[Dataset rows]
━━━━━━━━━━
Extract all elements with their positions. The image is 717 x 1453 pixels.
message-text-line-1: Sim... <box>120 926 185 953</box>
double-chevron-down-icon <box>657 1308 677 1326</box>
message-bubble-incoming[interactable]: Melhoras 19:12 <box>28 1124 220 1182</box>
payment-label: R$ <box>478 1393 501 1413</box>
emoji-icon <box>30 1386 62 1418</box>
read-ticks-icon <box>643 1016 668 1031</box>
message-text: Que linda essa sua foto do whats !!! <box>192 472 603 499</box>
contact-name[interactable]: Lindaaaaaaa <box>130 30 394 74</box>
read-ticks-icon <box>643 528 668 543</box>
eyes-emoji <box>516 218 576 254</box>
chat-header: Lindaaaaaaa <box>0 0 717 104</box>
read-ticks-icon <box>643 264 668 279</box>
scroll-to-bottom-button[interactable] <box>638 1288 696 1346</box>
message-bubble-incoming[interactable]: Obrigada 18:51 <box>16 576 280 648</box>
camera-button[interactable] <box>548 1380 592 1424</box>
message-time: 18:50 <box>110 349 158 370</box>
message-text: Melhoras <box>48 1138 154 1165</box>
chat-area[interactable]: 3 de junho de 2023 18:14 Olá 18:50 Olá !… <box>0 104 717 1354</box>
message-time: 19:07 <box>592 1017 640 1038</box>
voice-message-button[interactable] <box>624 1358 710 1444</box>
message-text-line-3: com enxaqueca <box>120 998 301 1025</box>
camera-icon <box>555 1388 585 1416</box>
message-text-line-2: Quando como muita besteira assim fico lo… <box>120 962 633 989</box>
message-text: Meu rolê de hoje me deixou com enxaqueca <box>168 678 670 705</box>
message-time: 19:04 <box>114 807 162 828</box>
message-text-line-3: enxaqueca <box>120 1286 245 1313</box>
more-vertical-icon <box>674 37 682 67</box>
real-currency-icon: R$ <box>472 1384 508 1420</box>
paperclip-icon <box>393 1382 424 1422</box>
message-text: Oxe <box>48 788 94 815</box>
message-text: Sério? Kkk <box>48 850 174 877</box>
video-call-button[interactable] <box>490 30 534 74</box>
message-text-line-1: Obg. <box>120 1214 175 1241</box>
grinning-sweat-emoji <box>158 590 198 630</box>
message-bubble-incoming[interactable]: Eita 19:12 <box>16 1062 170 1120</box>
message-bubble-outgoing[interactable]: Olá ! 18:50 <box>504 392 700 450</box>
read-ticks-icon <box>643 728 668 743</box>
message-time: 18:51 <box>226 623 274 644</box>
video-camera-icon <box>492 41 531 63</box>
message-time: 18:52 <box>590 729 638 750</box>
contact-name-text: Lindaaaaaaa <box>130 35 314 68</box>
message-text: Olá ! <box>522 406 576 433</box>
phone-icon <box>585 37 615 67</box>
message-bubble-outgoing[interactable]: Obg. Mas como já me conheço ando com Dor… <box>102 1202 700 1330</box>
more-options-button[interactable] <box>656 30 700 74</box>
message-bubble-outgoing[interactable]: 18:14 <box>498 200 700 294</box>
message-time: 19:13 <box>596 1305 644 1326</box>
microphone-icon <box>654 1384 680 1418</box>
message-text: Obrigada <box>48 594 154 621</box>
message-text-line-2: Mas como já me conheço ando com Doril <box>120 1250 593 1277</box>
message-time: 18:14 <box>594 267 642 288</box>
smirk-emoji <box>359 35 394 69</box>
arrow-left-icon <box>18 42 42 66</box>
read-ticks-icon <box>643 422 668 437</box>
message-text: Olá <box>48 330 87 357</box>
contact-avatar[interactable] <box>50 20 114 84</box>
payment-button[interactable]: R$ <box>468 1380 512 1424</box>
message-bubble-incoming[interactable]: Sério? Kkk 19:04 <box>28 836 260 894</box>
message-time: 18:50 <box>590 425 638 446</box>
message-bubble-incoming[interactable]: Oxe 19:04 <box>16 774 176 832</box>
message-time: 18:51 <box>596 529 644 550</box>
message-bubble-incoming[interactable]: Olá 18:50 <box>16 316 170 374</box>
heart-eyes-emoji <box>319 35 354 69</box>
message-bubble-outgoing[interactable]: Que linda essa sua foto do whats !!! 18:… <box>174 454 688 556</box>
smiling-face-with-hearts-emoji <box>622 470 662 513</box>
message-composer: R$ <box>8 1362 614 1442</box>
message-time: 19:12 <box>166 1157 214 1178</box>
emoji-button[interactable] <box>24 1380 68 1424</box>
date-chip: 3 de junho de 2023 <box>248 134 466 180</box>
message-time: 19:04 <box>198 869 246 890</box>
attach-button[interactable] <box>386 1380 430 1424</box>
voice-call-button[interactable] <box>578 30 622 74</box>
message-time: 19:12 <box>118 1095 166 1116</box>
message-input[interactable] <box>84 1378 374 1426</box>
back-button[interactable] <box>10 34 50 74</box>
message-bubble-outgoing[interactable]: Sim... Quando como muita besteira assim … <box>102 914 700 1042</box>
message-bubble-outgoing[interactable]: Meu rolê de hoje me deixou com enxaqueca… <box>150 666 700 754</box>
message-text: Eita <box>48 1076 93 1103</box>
━━━━━━━━━━
Problem details:
Render every line of the listing above as a numbered list, skipping any blank lines.

Correct response:
1. Extract all elements with their positions. The image is 717 x 1453 pixels.
2. message-text-line-1: Sim... <box>120 926 185 953</box>
3. double-chevron-down-icon <box>657 1308 677 1326</box>
4. message-bubble-incoming[interactable]: Melhoras 19:12 <box>28 1124 220 1182</box>
5. payment-label: R$ <box>478 1393 501 1413</box>
6. emoji-icon <box>30 1386 62 1418</box>
7. read-ticks-icon <box>643 1016 668 1031</box>
8. message-text: Que linda essa sua foto do whats !!! <box>192 472 603 499</box>
9. contact-name[interactable]: Lindaaaaaaa <box>130 30 394 74</box>
10. read-ticks-icon <box>643 528 668 543</box>
11. eyes-emoji <box>516 218 576 254</box>
12. chat-header: Lindaaaaaaa <box>0 0 717 104</box>
13. read-ticks-icon <box>643 264 668 279</box>
14. scroll-to-bottom-button[interactable] <box>638 1288 696 1346</box>
15. message-bubble-incoming[interactable]: Obrigada 18:51 <box>16 576 280 648</box>
16. camera-button[interactable] <box>548 1380 592 1424</box>
17. message-time: 18:50 <box>110 349 158 370</box>
18. message-text: Melhoras <box>48 1138 154 1165</box>
19. chat-area[interactable]: 3 de junho de 2023 18:14 Olá 18:50 Olá !… <box>0 104 717 1354</box>
20. message-time: 19:07 <box>592 1017 640 1038</box>
21. voice-message-button[interactable] <box>624 1358 710 1444</box>
22. message-text-line-3: com enxaqueca <box>120 998 301 1025</box>
23. camera-icon <box>555 1388 585 1416</box>
24. message-text-line-2: Quando como muita besteira assim fico lo… <box>120 962 633 989</box>
25. message-text: Meu rolê de hoje me deixou com enxaqueca <box>168 678 670 705</box>
26. message-time: 19:04 <box>114 807 162 828</box>
27. message-text-line-3: enxaqueca <box>120 1286 245 1313</box>
28. more-vertical-icon <box>674 37 682 67</box>
29. real-currency-icon: R$ <box>472 1384 508 1420</box>
30. paperclip-icon <box>393 1382 424 1422</box>
31. message-text: Oxe <box>48 788 94 815</box>
32. message-text: Sério? Kkk <box>48 850 174 877</box>
33. video-call-button[interactable] <box>490 30 534 74</box>
34. message-text-line-1: Obg. <box>120 1214 175 1241</box>
35. grinning-sweat-emoji <box>158 590 198 630</box>
36. message-bubble-incoming[interactable]: Eita 19:12 <box>16 1062 170 1120</box>
37. message-bubble-outgoing[interactable]: Olá ! 18:50 <box>504 392 700 450</box>
38. read-ticks-icon <box>643 728 668 743</box>
39. message-time: 18:51 <box>226 623 274 644</box>
40. video-camera-icon <box>492 41 531 63</box>
41. message-time: 18:52 <box>590 729 638 750</box>
42. contact-name-text: Lindaaaaaaa <box>130 35 314 68</box>
43. message-text: Olá ! <box>522 406 576 433</box>
44. phone-icon <box>585 37 615 67</box>
45. message-bubble-outgoing[interactable]: Obg. Mas como já me conheço ando com Dor… <box>102 1202 700 1330</box>
46. more-options-button[interactable] <box>656 30 700 74</box>
47. message-bubble-outgoing[interactable]: 18:14 <box>498 200 700 294</box>
48. message-time: 19:13 <box>596 1305 644 1326</box>
49. microphone-icon <box>654 1384 680 1418</box>
50. message-text: Obrigada <box>48 594 154 621</box>
51. message-text-line-2: Mas como já me conheço ando com Doril <box>120 1250 593 1277</box>
52. message-time: 18:14 <box>594 267 642 288</box>
53. smirk-emoji <box>359 35 394 69</box>
54. arrow-left-icon <box>18 42 42 66</box>
55. read-ticks-icon <box>643 422 668 437</box>
56. message-text: Olá <box>48 330 87 357</box>
57. contact-avatar[interactable] <box>50 20 114 84</box>
58. payment-button[interactable]: R$ <box>468 1380 512 1424</box>
59. message-bubble-incoming[interactable]: Sério? Kkk 19:04 <box>28 836 260 894</box>
60. message-time: 18:50 <box>590 425 638 446</box>
61. message-bubble-incoming[interactable]: Oxe 19:04 <box>16 774 176 832</box>
62. message-time: 18:51 <box>596 529 644 550</box>
63. message-bubble-incoming[interactable]: Olá 18:50 <box>16 316 170 374</box>
64. heart-eyes-emoji <box>319 35 354 69</box>
65. message-bubble-outgoing[interactable]: Que linda essa sua foto do whats !!! 18:… <box>174 454 688 556</box>
66. smiling-face-with-hearts-emoji <box>622 470 662 513</box>
67. message-composer: R$ <box>8 1362 614 1442</box>
68. message-time: 19:12 <box>166 1157 214 1178</box>
69. emoji-button[interactable] <box>24 1380 68 1424</box>
70. date-chip: 3 de junho de 2023 <box>248 134 466 180</box>
71. message-time: 19:04 <box>198 869 246 890</box>
72. attach-button[interactable] <box>386 1380 430 1424</box>
73. voice-call-button[interactable] <box>578 30 622 74</box>
74. message-time: 19:12 <box>118 1095 166 1116</box>
75. message-input[interactable] <box>84 1378 374 1426</box>
76. back-button[interactable] <box>10 34 50 74</box>
77. message-bubble-outgoing[interactable]: Sim... Quando como muita besteira assim … <box>102 914 700 1042</box>
78. message-bubble-outgoing[interactable]: Meu rolê de hoje me deixou com enxaqueca… <box>150 666 700 754</box>
79. message-text: Eita <box>48 1076 93 1103</box>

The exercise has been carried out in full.